# Input for this task start

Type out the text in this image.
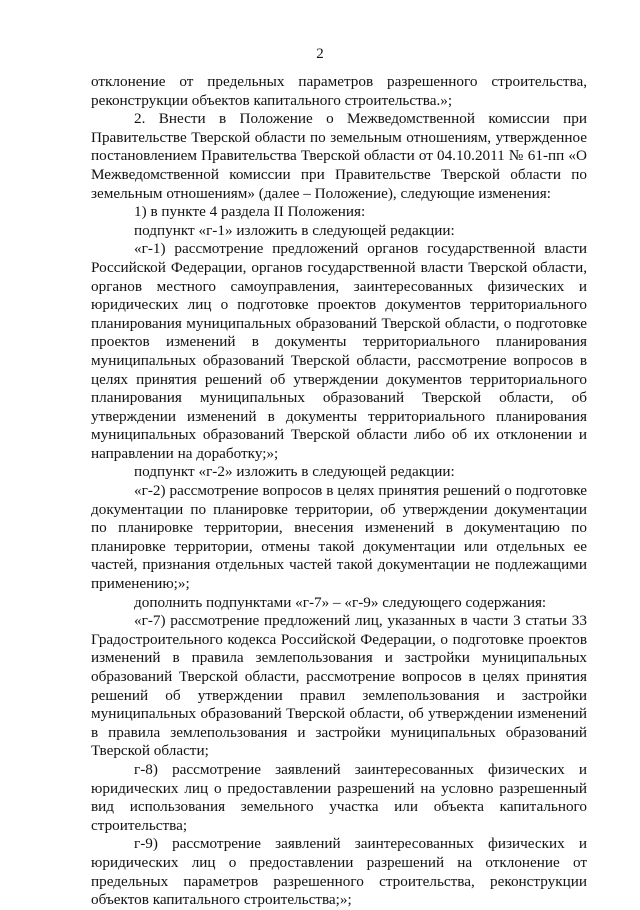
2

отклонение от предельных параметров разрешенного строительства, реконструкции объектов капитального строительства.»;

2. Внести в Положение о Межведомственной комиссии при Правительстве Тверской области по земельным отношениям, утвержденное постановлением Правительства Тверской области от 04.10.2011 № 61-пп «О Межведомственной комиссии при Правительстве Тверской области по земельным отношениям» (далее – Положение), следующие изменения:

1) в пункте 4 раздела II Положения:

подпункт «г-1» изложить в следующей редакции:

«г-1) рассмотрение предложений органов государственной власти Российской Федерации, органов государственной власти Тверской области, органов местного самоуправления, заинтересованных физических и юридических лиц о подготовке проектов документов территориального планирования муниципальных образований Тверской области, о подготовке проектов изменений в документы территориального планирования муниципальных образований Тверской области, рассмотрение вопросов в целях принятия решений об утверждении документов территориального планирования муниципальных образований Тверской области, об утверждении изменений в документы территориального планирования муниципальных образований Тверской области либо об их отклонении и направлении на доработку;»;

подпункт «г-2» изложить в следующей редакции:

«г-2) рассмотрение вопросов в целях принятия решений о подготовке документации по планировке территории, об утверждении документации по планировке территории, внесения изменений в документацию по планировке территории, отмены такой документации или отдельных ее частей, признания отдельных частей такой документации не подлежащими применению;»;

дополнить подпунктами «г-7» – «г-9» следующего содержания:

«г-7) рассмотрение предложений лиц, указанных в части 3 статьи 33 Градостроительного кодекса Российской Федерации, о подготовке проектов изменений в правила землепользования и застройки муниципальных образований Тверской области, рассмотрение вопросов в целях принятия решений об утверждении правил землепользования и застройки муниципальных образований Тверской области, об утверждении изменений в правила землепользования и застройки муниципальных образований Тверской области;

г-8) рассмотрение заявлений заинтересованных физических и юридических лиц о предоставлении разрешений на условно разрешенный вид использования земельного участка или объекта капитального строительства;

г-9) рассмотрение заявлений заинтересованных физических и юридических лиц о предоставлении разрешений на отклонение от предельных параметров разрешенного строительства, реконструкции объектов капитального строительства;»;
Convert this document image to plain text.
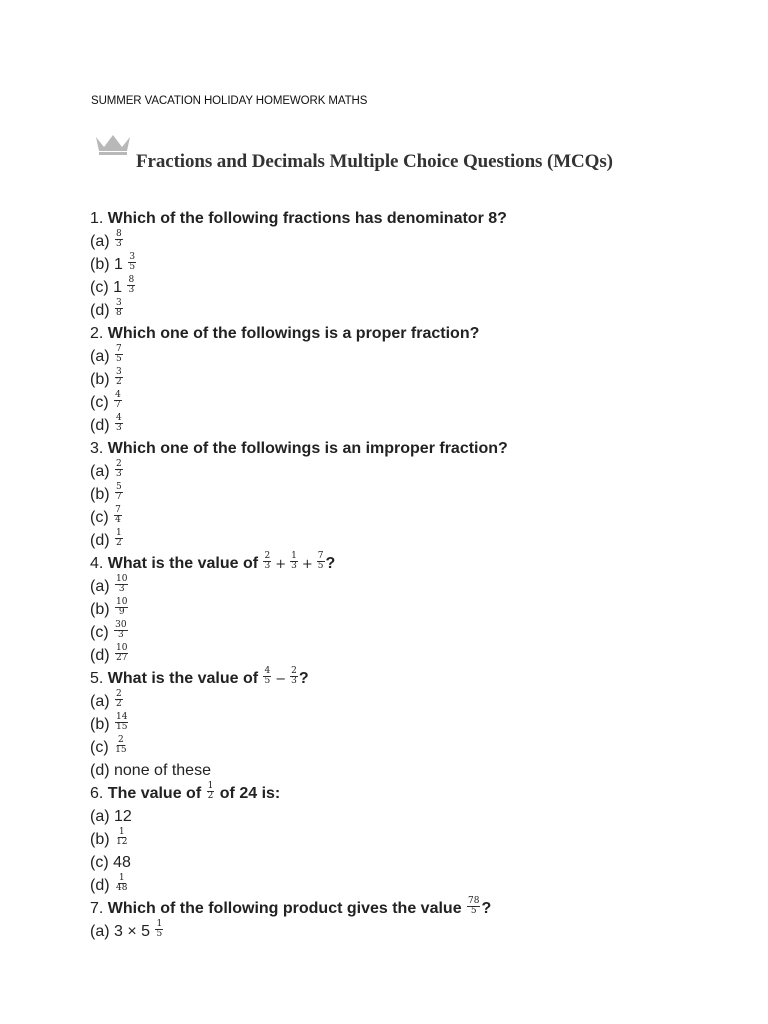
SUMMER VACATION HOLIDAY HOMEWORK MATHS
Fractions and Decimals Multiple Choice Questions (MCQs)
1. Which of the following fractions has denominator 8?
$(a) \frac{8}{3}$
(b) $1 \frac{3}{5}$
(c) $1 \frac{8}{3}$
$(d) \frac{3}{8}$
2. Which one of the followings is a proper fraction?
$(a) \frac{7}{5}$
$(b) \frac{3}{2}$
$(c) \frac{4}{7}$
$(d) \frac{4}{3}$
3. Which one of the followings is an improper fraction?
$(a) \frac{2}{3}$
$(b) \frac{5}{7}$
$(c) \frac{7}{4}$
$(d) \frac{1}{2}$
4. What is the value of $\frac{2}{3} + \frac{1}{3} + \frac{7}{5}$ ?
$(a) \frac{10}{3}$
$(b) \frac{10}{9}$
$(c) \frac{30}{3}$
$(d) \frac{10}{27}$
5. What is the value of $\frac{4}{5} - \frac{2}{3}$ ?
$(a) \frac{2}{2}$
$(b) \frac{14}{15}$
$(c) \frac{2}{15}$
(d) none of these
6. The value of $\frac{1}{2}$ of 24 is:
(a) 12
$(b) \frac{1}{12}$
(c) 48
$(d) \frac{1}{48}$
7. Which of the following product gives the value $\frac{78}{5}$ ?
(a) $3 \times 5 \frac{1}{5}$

# Input for this task end

From the records given above, reproduce all text exactly and exclude each picture.

**Result of the task:**
Type out the text in this image.
2

отклонение от предельных параметров разрешенного строительства, реконструкции объектов капитального строительства.»;

2. Внести в Положение о Межведомственной комиссии при Правительстве Тверской области по земельным отношениям, утвержденное постановлением Правительства Тверской области от 04.10.2011 № 61-пп «О Межведомственной комиссии при Правительстве Тверской области по земельным отношениям» (далее – Положение), следующие изменения:

1) в пункте 4 раздела II Положения:

подпункт «г-1» изложить в следующей редакции:

«г-1) рассмотрение предложений органов государственной власти Российской Федерации, органов государственной власти Тверской области, органов местного самоуправления, заинтересованных физических и юридических лиц о подготовке проектов документов территориального планирования муниципальных образований Тверской области, о подготовке проектов изменений в документы территориального планирования муниципальных образований Тверской области, рассмотрение вопросов в целях принятия решений об утверждении документов территориального планирования муниципальных образований Тверской области, об утверждении изменений в документы территориального планирования муниципальных образований Тверской области либо об их отклонении и направлении на доработку;»;

подпункт «г-2» изложить в следующей редакции:

«г-2) рассмотрение вопросов в целях принятия решений о подготовке документации по планировке территории, об утверждении документации по планировке территории, внесения изменений в документацию по планировке территории, отмены такой документации или отдельных ее частей, признания отдельных частей такой документации не подлежащими применению;»;

дополнить подпунктами «г-7» – «г-9» следующего содержания:

«г-7) рассмотрение предложений лиц, указанных в части 3 статьи 33 Градостроительного кодекса Российской Федерации, о подготовке проектов изменений в правила землепользования и застройки муниципальных образований Тверской области, рассмотрение вопросов в целях принятия решений об утверждении правил землепользования и застройки муниципальных образований Тверской области, об утверждении изменений в правила землепользования и застройки муниципальных образований Тверской области;

г-8) рассмотрение заявлений заинтересованных физических и юридических лиц о предоставлении разрешений на условно разрешенный вид использования земельного участка или объекта капитального строительства;

г-9) рассмотрение заявлений заинтересованных физических и юридических лиц о предоставлении разрешений на отклонение от предельных параметров разрешенного строительства, реконструкции объектов капитального строительства;»;
Convert this document image to plain text.
SUMMER VACATION HOLIDAY HOMEWORK MATHS
Fractions and Decimals Multiple Choice Questions (MCQs)
1. Which of the following fractions has denominator 8?
$(a) \frac{8}{3}$
(b) $1 \frac{3}{5}$
(c) $1 \frac{8}{3}$
$(d) \frac{3}{8}$
2. Which one of the followings is a proper fraction?
$(a) \frac{7}{5}$
$(b) \frac{3}{2}$
$(c) \frac{4}{7}$
$(d) \frac{4}{3}$
3. Which one of the followings is an improper fraction?
$(a) \frac{2}{3}$
$(b) \frac{5}{7}$
$(c) \frac{7}{4}$
$(d) \frac{1}{2}$
4. What is the value of $\frac{2}{3} + \frac{1}{3} + \frac{7}{5}$ ?
$(a) \frac{10}{3}$
$(b) \frac{10}{9}$
$(c) \frac{30}{3}$
$(d) \frac{10}{27}$
5. What is the value of $\frac{4}{5} - \frac{2}{3}$ ?
$(a) \frac{2}{2}$
$(b) \frac{14}{15}$
$(c) \frac{2}{15}$
(d) none of these
6. The value of $\frac{1}{2}$ of 24 is:
(a) 12
$(b) \frac{1}{12}$
(c) 48
$(d) \frac{1}{48}$
7. Which of the following product gives the value $\frac{78}{5}$ ?
(a) $3 \times 5 \frac{1}{5}$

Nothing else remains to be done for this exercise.